Written task>
Copy the data that follows exactly. Include no pictures.

-*-*-

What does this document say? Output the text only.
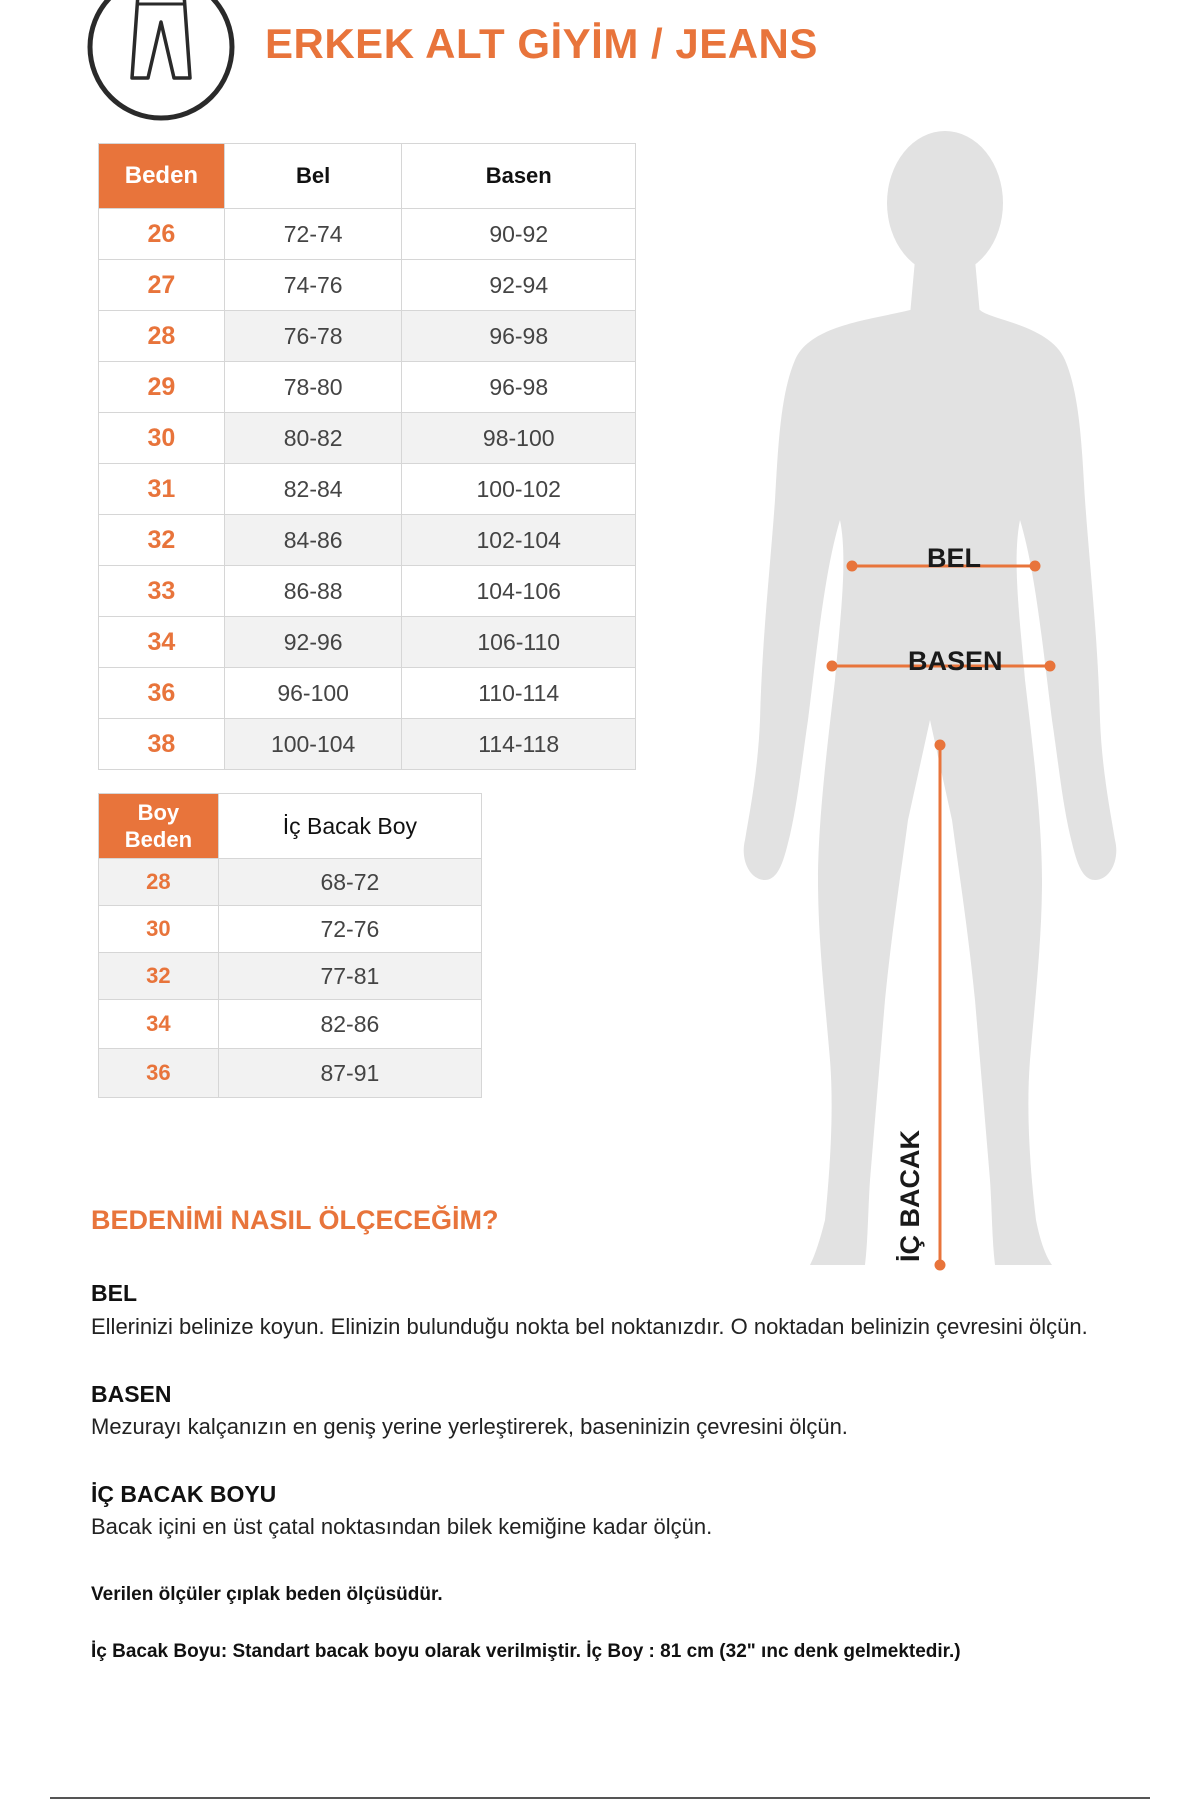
ERKEK ALT GİYİM / JEANS
Beden	Bel	Basen
26	72-74	90-92
27	74-76	92-94
28	76-78	96-98
29	78-80	96-98
30	80-82	98-100
31	82-84	100-102
32	84-86	102-104
33	86-88	104-106
34	92-96	106-110
36	96-100	110-114
38	100-104	114-118
Boy
Beden	İç Bacak Boy
28	68-72
30	72-76
32	77-81
34	82-86
36	87-91
BEL
BASEN
İÇ BACAK
BEDENİMİ NASIL ÖLÇECEĞİM?
BEL

Ellerinizi belinize koyun. Elinizin bulunduğu nokta bel noktanızdır. O noktadan belinizin çevresini ölçün.

BASEN

Mezurayı kalçanızın en geniş yerine yerleştirerek, baseninizin çevresini ölçün.

İÇ BACAK BOYU

Bacak içini en üst çatal noktasından bilek kemiğine kadar ölçün.

Verilen ölçüler çıplak beden ölçüsüdür.

İç Bacak Boyu: Standart bacak boyu olarak verilmiştir. İç Boy : 81 cm (32" ınc denk gelmektedir.)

-*-*-

Written solution>
What does this document say? Output the text only.
ERKEK ALT GİYİM / JEANS
Beden	Bel	Basen
26	72-74	90-92
27	74-76	92-94
28	76-78	96-98
29	78-80	96-98
30	80-82	98-100
31	82-84	100-102
32	84-86	102-104
33	86-88	104-106
34	92-96	106-110
36	96-100	110-114
38	100-104	114-118
Boy
Beden	İç Bacak Boy
28	68-72
30	72-76
32	77-81
34	82-86
36	87-91
BEL
BASEN
İÇ BACAK
BEDENİMİ NASIL ÖLÇECEĞİM?
BEL

Ellerinizi belinize koyun. Elinizin bulunduğu nokta bel noktanızdır. O noktadan belinizin çevresini ölçün.

BASEN

Mezurayı kalçanızın en geniş yerine yerleştirerek, baseninizin çevresini ölçün.

İÇ BACAK BOYU

Bacak içini en üst çatal noktasından bilek kemiğine kadar ölçün.

Verilen ölçüler çıplak beden ölçüsüdür.

İç Bacak Boyu: Standart bacak boyu olarak verilmiştir. İç Boy : 81 cm (32" ınc denk gelmektedir.)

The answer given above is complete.